[Collected data]
★ ★ ★ ★ ★ ★ ★

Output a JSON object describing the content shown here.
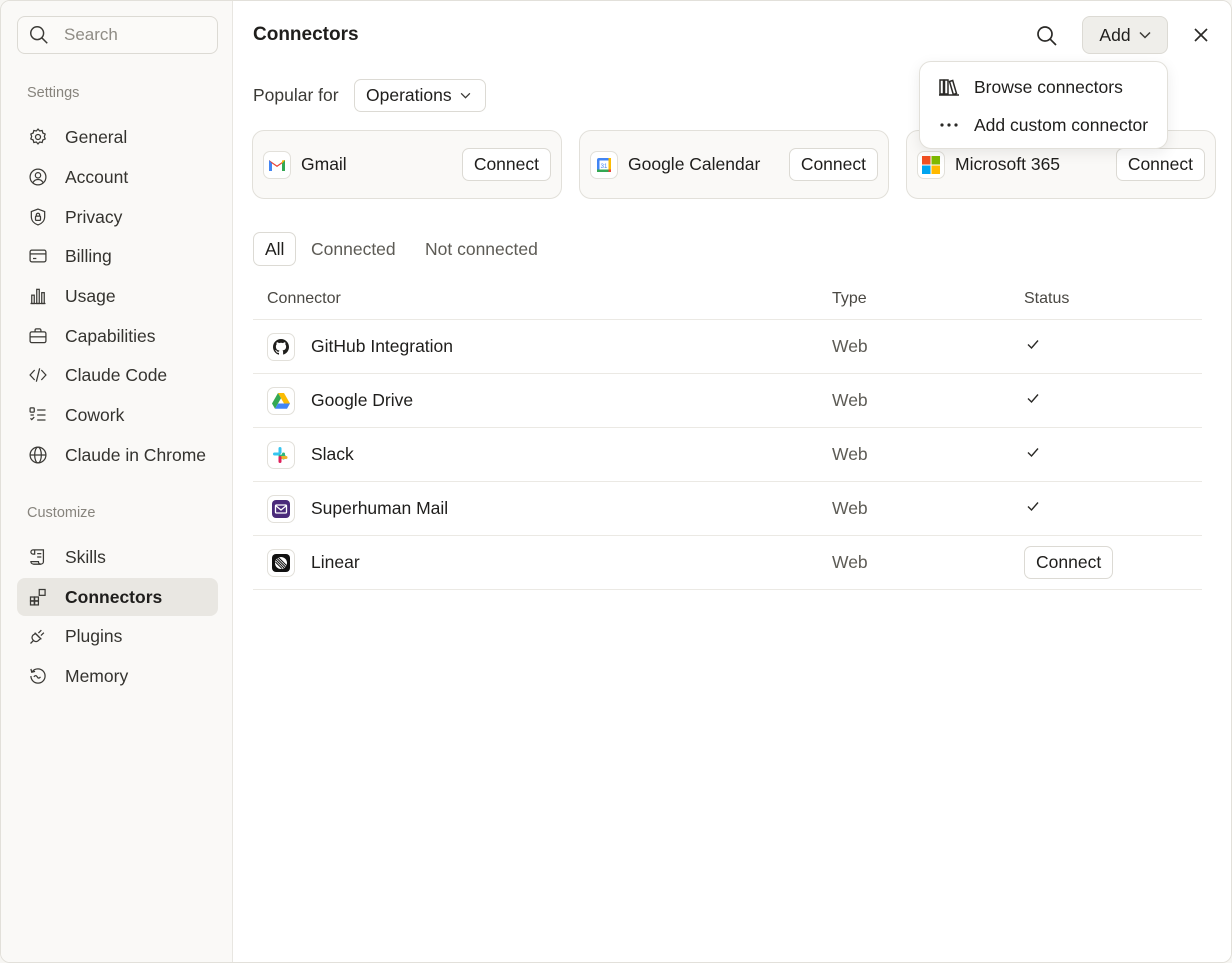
{
  "sidebar": {
    "search_placeholder": "Search",
    "sections": {
      "settings": "Settings",
      "customize": "Customize"
    },
    "settings_items": [
      {
        "label": "General",
        "icon": "gear-icon"
      },
      {
        "label": "Account",
        "icon": "user-circle-icon"
      },
      {
        "label": "Privacy",
        "icon": "shield-lock-icon"
      },
      {
        "label": "Billing",
        "icon": "credit-card-icon"
      },
      {
        "label": "Usage",
        "icon": "bar-chart-icon"
      },
      {
        "label": "Capabilities",
        "icon": "briefcase-icon"
      },
      {
        "label": "Claude Code",
        "icon": "code-icon"
      },
      {
        "label": "Cowork",
        "icon": "checklist-icon"
      },
      {
        "label": "Claude in Chrome",
        "icon": "globe-icon"
      }
    ],
    "customize_items": [
      {
        "label": "Skills",
        "icon": "scroll-icon"
      },
      {
        "label": "Connectors",
        "icon": "blocks-icon",
        "active": true
      },
      {
        "label": "Plugins",
        "icon": "plug-icon"
      },
      {
        "label": "Memory",
        "icon": "history-icon"
      }
    ]
  },
  "header": {
    "title": "Connectors",
    "add_label": "Add"
  },
  "add_menu": {
    "items": [
      {
        "label": "Browse connectors",
        "icon": "library-icon"
      },
      {
        "label": "Add custom connector",
        "icon": "more-horizontal-icon"
      }
    ]
  },
  "popular": {
    "label": "Popular for",
    "selected": "Operations",
    "cards": [
      {
        "name": "Gmail",
        "action": "Connect",
        "icon": "gmail-icon"
      },
      {
        "name": "Google Calendar",
        "action": "Connect",
        "icon": "google-calendar-icon"
      },
      {
        "name": "Microsoft 365",
        "action": "Connect",
        "icon": "microsoft-365-icon"
      }
    ]
  },
  "filters": {
    "tabs": [
      "All",
      "Connected",
      "Not connected"
    ],
    "active": "All"
  },
  "table": {
    "columns": [
      "Connector",
      "Type",
      "Status"
    ],
    "rows": [
      {
        "name": "GitHub Integration",
        "type": "Web",
        "status": "connected",
        "icon": "github-icon"
      },
      {
        "name": "Google Drive",
        "type": "Web",
        "status": "connected",
        "icon": "google-drive-icon"
      },
      {
        "name": "Slack",
        "type": "Web",
        "status": "connected",
        "icon": "slack-icon"
      },
      {
        "name": "Superhuman Mail",
        "type": "Web",
        "status": "connected",
        "icon": "superhuman-mail-icon"
      },
      {
        "name": "Linear",
        "type": "Web",
        "status": "not-connected",
        "action": "Connect",
        "icon": "linear-icon"
      }
    ]
  },
  "colors": {
    "sidebar_bg": "#faf9f7",
    "active_item_bg": "#e9e7e2",
    "border": "#e2e0da",
    "text": "#1f1e1c",
    "muted_text": "#87847d"
  }
}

★ ★ ★ ★ ★ ★ ★

**DIRECTIONS FOR THIS TASK**
Without the pictures, write out every entry precisely as it appears.

**THE RESPONSE**
Output a JSON object describing the content shown here.
{
  "sidebar": {
    "search_placeholder": "Search",
    "sections": {
      "settings": "Settings",
      "customize": "Customize"
    },
    "settings_items": [
      {
        "label": "General",
        "icon": "gear-icon"
      },
      {
        "label": "Account",
        "icon": "user-circle-icon"
      },
      {
        "label": "Privacy",
        "icon": "shield-lock-icon"
      },
      {
        "label": "Billing",
        "icon": "credit-card-icon"
      },
      {
        "label": "Usage",
        "icon": "bar-chart-icon"
      },
      {
        "label": "Capabilities",
        "icon": "briefcase-icon"
      },
      {
        "label": "Claude Code",
        "icon": "code-icon"
      },
      {
        "label": "Cowork",
        "icon": "checklist-icon"
      },
      {
        "label": "Claude in Chrome",
        "icon": "globe-icon"
      }
    ],
    "customize_items": [
      {
        "label": "Skills",
        "icon": "scroll-icon"
      },
      {
        "label": "Connectors",
        "icon": "blocks-icon",
        "active": true
      },
      {
        "label": "Plugins",
        "icon": "plug-icon"
      },
      {
        "label": "Memory",
        "icon": "history-icon"
      }
    ]
  },
  "header": {
    "title": "Connectors",
    "add_label": "Add"
  },
  "add_menu": {
    "items": [
      {
        "label": "Browse connectors",
        "icon": "library-icon"
      },
      {
        "label": "Add custom connector",
        "icon": "more-horizontal-icon"
      }
    ]
  },
  "popular": {
    "label": "Popular for",
    "selected": "Operations",
    "cards": [
      {
        "name": "Gmail",
        "action": "Connect",
        "icon": "gmail-icon"
      },
      {
        "name": "Google Calendar",
        "action": "Connect",
        "icon": "google-calendar-icon"
      },
      {
        "name": "Microsoft 365",
        "action": "Connect",
        "icon": "microsoft-365-icon"
      }
    ]
  },
  "filters": {
    "tabs": [
      "All",
      "Connected",
      "Not connected"
    ],
    "active": "All"
  },
  "table": {
    "columns": [
      "Connector",
      "Type",
      "Status"
    ],
    "rows": [
      {
        "name": "GitHub Integration",
        "type": "Web",
        "status": "connected",
        "icon": "github-icon"
      },
      {
        "name": "Google Drive",
        "type": "Web",
        "status": "connected",
        "icon": "google-drive-icon"
      },
      {
        "name": "Slack",
        "type": "Web",
        "status": "connected",
        "icon": "slack-icon"
      },
      {
        "name": "Superhuman Mail",
        "type": "Web",
        "status": "connected",
        "icon": "superhuman-mail-icon"
      },
      {
        "name": "Linear",
        "type": "Web",
        "status": "not-connected",
        "action": "Connect",
        "icon": "linear-icon"
      }
    ]
  },
  "colors": {
    "sidebar_bg": "#faf9f7",
    "active_item_bg": "#e9e7e2",
    "border": "#e2e0da",
    "text": "#1f1e1c",
    "muted_text": "#87847d"
  }
}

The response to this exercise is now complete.